— begin TEXT SHOWN —

Why it matters: Look at the skies of Syria, Russia — or, many squinted and said, New Jersey — and the future of terrorism and warfare is on vivid display. Drones gather intelligence, guide artillery and shape battle plans.
Between the lines: The NFL's fear is based on gaps in authority among local, state and federal authorities. A league source calls the lack of coordination is "potentially dangerous and unsustainable."
- "Laws, regulations and enforcement mechanisms have not caught up with the technology and proliferation of these machines," the source said.
- "The general distrust in institutions, and general paranoia about the 'deep state,' makes unidentified flying objects that dwell over our communities particularly menacing. Are we being watched? If so, by whom? And they sound like swarms of insects."
State of play: White House press secretary Karoline Leavitt began her first briefing by confirming something that had long been apparent — last fall's feverish drone spottings in the Northeast were mostly sightings of ... airplanes.

— end TEXT SHOWN —

PROBLEMS:
[a] Summarize the drone passage in two sentences.
[b] Rewrite the stretch of the drone passage from "Between the lines: The" through "of ... airplanes.", changing "machines" to "devices".
[c] In the drone passage, what does Karoline Leavitt confirm last fall's drone spottings in the Northeast mostly were?
Use only the drone passage for these.

— begin EXTRACTED INFORMATION —

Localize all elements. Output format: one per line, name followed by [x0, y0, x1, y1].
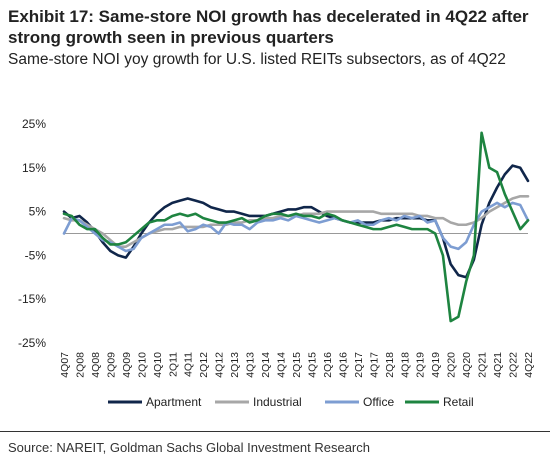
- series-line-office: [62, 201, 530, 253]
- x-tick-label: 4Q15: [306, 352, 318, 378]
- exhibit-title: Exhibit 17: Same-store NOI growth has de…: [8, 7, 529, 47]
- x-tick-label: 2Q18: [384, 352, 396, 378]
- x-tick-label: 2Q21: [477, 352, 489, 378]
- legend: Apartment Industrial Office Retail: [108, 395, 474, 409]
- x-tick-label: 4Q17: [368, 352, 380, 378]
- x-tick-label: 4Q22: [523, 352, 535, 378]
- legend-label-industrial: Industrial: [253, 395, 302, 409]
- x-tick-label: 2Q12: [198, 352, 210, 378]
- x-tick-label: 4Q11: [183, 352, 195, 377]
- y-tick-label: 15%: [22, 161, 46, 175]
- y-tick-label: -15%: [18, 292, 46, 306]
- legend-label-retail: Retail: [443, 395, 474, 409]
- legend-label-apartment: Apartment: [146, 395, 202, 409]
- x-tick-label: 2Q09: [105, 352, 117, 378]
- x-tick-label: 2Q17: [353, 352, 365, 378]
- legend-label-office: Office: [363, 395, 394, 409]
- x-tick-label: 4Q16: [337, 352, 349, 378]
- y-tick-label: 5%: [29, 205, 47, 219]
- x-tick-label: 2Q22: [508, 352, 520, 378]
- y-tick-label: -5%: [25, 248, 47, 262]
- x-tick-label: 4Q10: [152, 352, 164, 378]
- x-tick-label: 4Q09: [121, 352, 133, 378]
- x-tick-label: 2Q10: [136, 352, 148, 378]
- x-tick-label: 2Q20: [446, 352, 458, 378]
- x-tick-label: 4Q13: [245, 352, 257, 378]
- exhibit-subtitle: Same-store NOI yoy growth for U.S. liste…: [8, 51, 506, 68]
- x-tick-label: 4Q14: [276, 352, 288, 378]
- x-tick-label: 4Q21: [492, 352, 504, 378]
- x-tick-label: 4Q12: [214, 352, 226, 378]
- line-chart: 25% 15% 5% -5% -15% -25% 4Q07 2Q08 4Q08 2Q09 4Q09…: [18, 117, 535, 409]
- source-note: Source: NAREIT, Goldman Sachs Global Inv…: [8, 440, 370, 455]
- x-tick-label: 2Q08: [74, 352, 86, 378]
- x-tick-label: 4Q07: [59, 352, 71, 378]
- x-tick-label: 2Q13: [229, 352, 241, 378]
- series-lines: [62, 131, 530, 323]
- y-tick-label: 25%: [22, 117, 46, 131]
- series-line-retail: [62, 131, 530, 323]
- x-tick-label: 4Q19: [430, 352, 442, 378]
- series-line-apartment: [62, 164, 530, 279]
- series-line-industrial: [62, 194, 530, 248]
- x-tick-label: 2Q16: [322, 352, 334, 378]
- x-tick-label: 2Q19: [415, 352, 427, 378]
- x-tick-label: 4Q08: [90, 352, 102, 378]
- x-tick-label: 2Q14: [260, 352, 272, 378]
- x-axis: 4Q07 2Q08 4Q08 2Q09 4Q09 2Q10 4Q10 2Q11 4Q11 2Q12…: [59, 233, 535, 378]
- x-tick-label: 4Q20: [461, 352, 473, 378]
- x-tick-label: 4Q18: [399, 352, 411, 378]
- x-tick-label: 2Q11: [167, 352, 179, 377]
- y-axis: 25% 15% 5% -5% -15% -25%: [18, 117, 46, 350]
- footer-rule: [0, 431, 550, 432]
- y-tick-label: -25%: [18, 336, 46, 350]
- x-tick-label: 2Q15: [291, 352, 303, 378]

— end EXTRACTED INFORMATION —

EXERCISE ANSWERS:
[a] Drones gather intelligence, guide artillery and shape battle plans, and the NFL fears gaps in authority among local, state and federal authorities, with a league source saying laws, regulations and enforcement have not caught up with the technology. White House press secretary Karoline Leavitt confirmed in her first briefing that last fall's drone spottings in the Northeast were mostly sightings of airplanes.

[b]
Between the lines: The NFL's fear is based on gaps in authority among local, state and federal authorities. A league source calls the lack of coordination is "potentially dangerous and unsustainable."
- "Laws, regulations and enforcement mechanisms have not caught up with the technology and proliferation of these devices," the source said.
- "The general distrust in institutions, and general paranoia about the 'deep state,' makes unidentified flying objects that dwell over our communities particularly menacing. Are we being watched? If so, by whom? And they sound like swarms of insects."
State of play: White House press secretary Karoline Leavitt began her first briefing by confirming something that had long been apparent — last fall's feverish drone spottings in the Northeast were mostly sightings of ... airplanes.

[c] Sightings of airplanes.